**TASK:**
Count how many lines include "tableau" and answer with that number only.

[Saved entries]
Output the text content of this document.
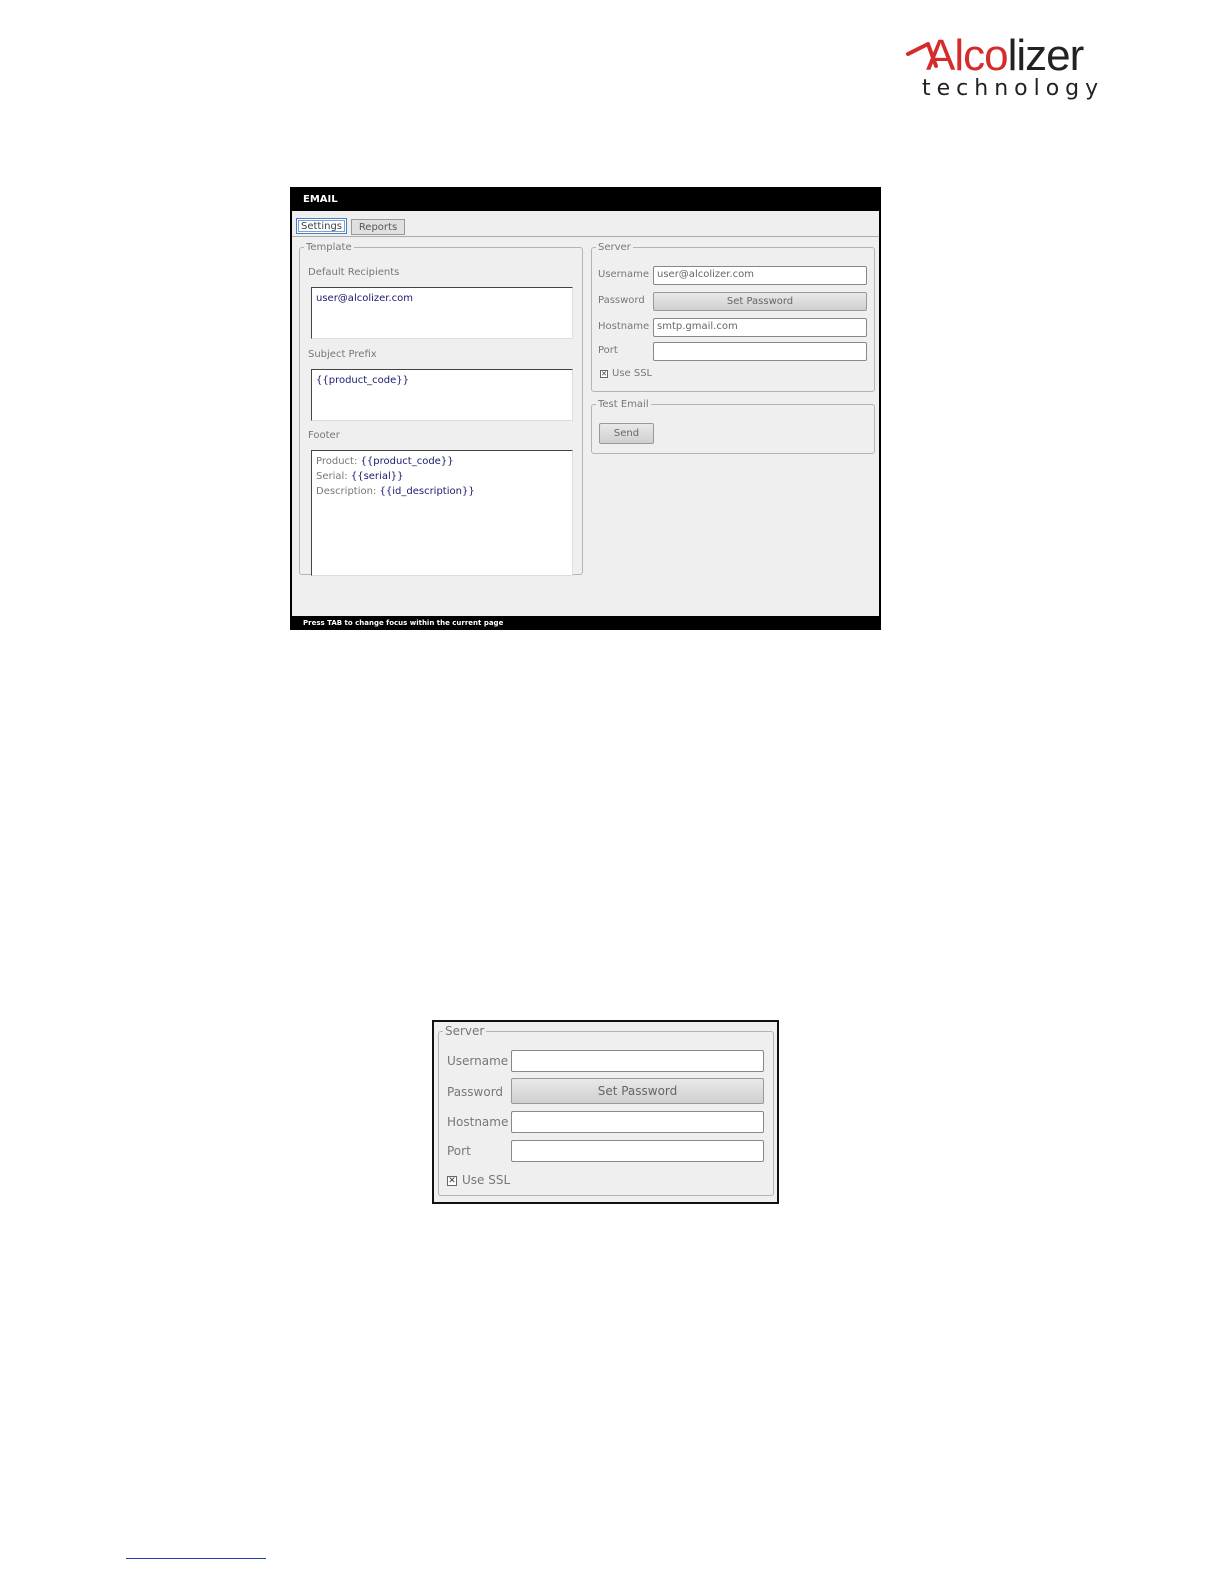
Alcolizer
technology
EMAIL
Settings	Reports
Template
Default Recipients
user@alcolizer.com
Subject Prefix
{{product_code}}
Footer
Product: {{product_code}}
Serial: {{serial}}
Description: {{id_description}}
Server
Username user@alcolizer.com
Password	Set Password
Hostname smtp.gmail.com
Port
✕ Use SSL
Test Email
Send
Press TAB to change focus within the current page
Server
Username
Password	Set Password
Hostname
Port
✕ Use SSL
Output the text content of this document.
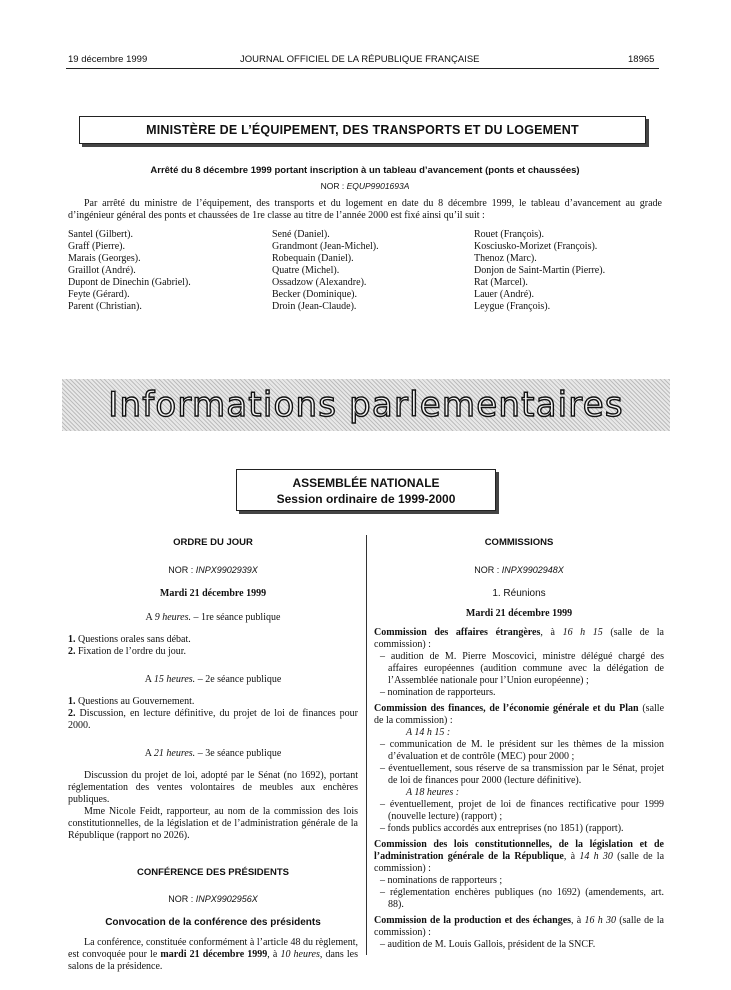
19 décembre 1999	JOURNAL OFFICIEL DE LA RÉPUBLIQUE FRANÇAISE	18965
MINISTÈRE DE L’ÉQUIPEMENT, DES TRANSPORTS ET DU LOGEMENT
Arrêté du 8 décembre 1999 portant inscription à un tableau d’avancement (ponts et chaussées)
NOR : EQUP9901693A
Par arrêté du ministre de l’équipement, des transports et du logement en date du 8 décembre 1999, le tableau d’avancement au grade d’ingénieur général des ponts et chaussées de 1re classe au titre de l’année 2000 est fixé ainsi qu’il suit :
Santel (Gilbert).
Graff (Pierre).
Marais (Georges).
Graillot (André).
Dupont de Dinechin (Gabriel).
Feyte (Gérard).
Parent (Christian).
Sené (Daniel).
Grandmont (Jean-Michel).
Robequain (Daniel).
Quatre (Michel).
Ossadzow (Alexandre).
Becker (Dominique).
Droin (Jean-Claude).
Rouet (François).
Kosciusko-Morizet (François).
Thenoz (Marc).
Donjon de Saint-Martin (Pierre).
Rat (Marcel).
Lauer (André).
Leygue (François).
Informations parlementaires
ASSEMBLÉE NATIONALE
Session ordinaire de 1999-2000

ORDRE DU JOUR

NOR : INPX9902939X

Mardi 21 décembre 1999

A 9 heures. – 1re séance publique

1. Questions orales sans débat.

2. Fixation de l’ordre du jour.

A 15 heures. – 2e séance publique

1. Questions au Gouvernement.

2. Discussion, en lecture définitive, du projet de loi de finances pour 2000.

A 21 heures. – 3e séance publique

Discussion du projet de loi, adopté par le Sénat (no 1692), portant réglementation des ventes volontaires de meubles aux enchères publiques.

Mme Nicole Feidt, rapporteur, au nom de la commission des lois constitutionnelles, de la législation et de l’administration générale de la République (rapport no 2026).

CONFÉRENCE DES PRÉSIDENTS

NOR : INPX9902956X

Convocation de la conférence des présidents

La conférence, constituée conformément à l’article 48 du règlement, est convoquée pour le mardi 21 décembre 1999, à 10 heures, dans les salons de la présidence.

COMMISSIONS

NOR : INPX9902948X

1. Réunions

Mardi 21 décembre 1999

Commission des affaires étrangères, à 16 h 15 (salle de la commission) :

– audition de M. Pierre Moscovici, ministre délégué chargé des affaires européennes (audition commune avec la délégation de l’Assemblée nationale pour l’Union européenne) ;

– nomination de rapporteurs.

Commission des finances, de l’économie générale et du Plan (salle de la commission) :

A 14 h 15 :

– communication de M. le président sur les thèmes de la mission d’évaluation et de contrôle (MEC) pour 2000 ;

– éventuellement, sous réserve de sa transmission par le Sénat, projet de loi de finances pour 2000 (lecture définitive).

A 18 heures :

– éventuellement, projet de loi de finances rectificative pour 1999 (nouvelle lecture) (rapport) ;

– fonds publics accordés aux entreprises (no 1851) (rapport).

Commission des lois constitutionnelles, de la législation et de l’administration générale de la République, à 14 h 30 (salle de la commission) :

– nominations de rapporteurs ;

– réglementation enchères publiques (no 1692) (amendements, art. 88).

Commission de la production et des échanges, à 16 h 30 (salle de la commission) :

– audition de M. Louis Gallois, président de la SNCF.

**RESULT OF THE EXERCISE:**
2